• **EXTRACTED RECORDS**:

┄┄┄┄┄┄

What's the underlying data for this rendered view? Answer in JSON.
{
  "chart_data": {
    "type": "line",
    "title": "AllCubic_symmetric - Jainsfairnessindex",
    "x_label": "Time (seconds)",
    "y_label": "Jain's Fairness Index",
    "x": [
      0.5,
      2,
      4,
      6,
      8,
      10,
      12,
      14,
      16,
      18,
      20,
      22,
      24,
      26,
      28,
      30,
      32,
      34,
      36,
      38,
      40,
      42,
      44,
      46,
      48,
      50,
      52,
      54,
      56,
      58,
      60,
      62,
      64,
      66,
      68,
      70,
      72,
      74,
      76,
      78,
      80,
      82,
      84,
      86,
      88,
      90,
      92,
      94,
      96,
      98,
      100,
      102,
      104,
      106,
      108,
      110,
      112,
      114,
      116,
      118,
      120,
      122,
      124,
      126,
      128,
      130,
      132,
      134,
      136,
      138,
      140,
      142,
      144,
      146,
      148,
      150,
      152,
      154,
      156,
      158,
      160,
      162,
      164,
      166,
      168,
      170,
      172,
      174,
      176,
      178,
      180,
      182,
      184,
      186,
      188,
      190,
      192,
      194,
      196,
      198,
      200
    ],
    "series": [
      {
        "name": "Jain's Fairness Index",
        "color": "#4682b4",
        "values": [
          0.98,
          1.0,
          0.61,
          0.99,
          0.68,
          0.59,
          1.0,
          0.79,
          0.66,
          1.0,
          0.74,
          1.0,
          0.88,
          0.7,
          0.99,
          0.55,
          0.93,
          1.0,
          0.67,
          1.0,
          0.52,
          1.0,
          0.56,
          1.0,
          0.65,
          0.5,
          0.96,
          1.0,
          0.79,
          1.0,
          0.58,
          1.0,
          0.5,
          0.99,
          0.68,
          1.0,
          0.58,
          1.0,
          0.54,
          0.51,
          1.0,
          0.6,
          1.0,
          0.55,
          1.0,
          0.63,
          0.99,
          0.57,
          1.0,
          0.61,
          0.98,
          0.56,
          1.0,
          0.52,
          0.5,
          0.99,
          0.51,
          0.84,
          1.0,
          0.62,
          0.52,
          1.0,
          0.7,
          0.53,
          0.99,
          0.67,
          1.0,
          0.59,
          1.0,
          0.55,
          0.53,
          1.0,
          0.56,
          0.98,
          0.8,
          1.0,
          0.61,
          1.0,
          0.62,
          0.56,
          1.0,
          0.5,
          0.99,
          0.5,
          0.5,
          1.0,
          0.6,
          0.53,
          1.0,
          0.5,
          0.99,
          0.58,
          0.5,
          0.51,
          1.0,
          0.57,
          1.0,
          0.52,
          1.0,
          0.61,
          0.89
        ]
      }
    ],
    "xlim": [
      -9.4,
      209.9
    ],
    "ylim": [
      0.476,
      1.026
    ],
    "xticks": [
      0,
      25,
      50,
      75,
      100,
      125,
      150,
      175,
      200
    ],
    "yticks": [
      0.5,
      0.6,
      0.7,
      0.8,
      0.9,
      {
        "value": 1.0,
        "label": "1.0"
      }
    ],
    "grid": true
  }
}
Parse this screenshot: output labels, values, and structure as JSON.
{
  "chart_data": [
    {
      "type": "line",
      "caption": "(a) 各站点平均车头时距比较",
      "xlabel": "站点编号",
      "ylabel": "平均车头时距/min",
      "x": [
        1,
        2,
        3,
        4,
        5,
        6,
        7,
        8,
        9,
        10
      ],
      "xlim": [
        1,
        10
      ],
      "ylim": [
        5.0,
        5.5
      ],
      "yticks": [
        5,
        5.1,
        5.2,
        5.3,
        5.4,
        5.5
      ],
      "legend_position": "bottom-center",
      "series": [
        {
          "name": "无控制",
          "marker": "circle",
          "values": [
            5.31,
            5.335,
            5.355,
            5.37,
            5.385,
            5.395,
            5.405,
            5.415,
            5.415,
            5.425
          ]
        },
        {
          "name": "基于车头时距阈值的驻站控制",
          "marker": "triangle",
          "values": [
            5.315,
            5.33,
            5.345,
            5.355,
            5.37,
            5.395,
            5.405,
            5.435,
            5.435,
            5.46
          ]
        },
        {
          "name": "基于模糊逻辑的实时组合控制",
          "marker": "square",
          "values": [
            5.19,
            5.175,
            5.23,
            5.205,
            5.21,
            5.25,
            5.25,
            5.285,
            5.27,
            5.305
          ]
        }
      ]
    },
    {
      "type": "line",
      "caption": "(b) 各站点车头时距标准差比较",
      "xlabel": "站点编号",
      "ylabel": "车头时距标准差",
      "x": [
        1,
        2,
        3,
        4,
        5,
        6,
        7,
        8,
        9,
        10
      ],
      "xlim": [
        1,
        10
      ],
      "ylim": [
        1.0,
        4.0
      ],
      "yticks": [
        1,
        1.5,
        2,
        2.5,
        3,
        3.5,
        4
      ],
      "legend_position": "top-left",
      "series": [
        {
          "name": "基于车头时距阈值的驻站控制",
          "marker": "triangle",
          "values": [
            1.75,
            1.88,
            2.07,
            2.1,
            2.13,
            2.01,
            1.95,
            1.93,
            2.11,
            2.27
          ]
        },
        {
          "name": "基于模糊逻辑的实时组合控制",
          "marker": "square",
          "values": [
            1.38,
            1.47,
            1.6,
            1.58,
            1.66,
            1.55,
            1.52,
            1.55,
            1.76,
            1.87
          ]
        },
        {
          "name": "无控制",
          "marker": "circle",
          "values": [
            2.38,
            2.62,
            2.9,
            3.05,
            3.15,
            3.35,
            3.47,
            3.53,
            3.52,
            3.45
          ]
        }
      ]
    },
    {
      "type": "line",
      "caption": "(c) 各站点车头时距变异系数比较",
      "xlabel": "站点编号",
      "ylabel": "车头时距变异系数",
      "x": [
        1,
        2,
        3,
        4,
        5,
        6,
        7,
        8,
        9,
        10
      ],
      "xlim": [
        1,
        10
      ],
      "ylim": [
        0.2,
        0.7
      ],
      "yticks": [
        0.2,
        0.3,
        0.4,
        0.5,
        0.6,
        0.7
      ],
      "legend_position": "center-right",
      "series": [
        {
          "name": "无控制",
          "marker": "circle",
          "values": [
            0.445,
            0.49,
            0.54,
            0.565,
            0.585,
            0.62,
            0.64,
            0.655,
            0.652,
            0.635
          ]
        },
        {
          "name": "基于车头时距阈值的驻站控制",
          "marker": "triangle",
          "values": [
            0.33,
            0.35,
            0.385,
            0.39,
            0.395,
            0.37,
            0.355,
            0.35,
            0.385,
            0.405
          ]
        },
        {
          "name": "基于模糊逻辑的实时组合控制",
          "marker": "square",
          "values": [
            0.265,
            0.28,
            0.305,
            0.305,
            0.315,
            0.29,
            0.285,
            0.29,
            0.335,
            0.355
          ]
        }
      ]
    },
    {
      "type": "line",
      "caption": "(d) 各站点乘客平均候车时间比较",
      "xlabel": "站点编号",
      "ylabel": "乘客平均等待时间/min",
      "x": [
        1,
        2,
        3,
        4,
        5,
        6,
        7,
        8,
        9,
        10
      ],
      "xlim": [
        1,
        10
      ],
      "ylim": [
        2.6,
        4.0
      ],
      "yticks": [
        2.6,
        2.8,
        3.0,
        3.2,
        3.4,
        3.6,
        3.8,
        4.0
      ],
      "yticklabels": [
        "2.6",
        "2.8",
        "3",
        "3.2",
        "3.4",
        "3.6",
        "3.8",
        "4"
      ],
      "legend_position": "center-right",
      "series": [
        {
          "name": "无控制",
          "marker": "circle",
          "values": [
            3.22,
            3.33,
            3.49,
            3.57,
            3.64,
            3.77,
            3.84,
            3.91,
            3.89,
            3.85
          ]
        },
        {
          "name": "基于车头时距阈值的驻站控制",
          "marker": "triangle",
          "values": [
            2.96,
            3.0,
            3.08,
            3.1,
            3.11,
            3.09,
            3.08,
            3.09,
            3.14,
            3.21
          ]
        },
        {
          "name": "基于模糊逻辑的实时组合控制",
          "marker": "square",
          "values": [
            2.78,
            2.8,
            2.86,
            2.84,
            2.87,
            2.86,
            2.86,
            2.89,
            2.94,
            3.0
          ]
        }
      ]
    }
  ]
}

┄┄┄┄┄┄

Your answer should be a single number: the count of lines in the listing that contain the word "this".

• **TASK RESULT**:
2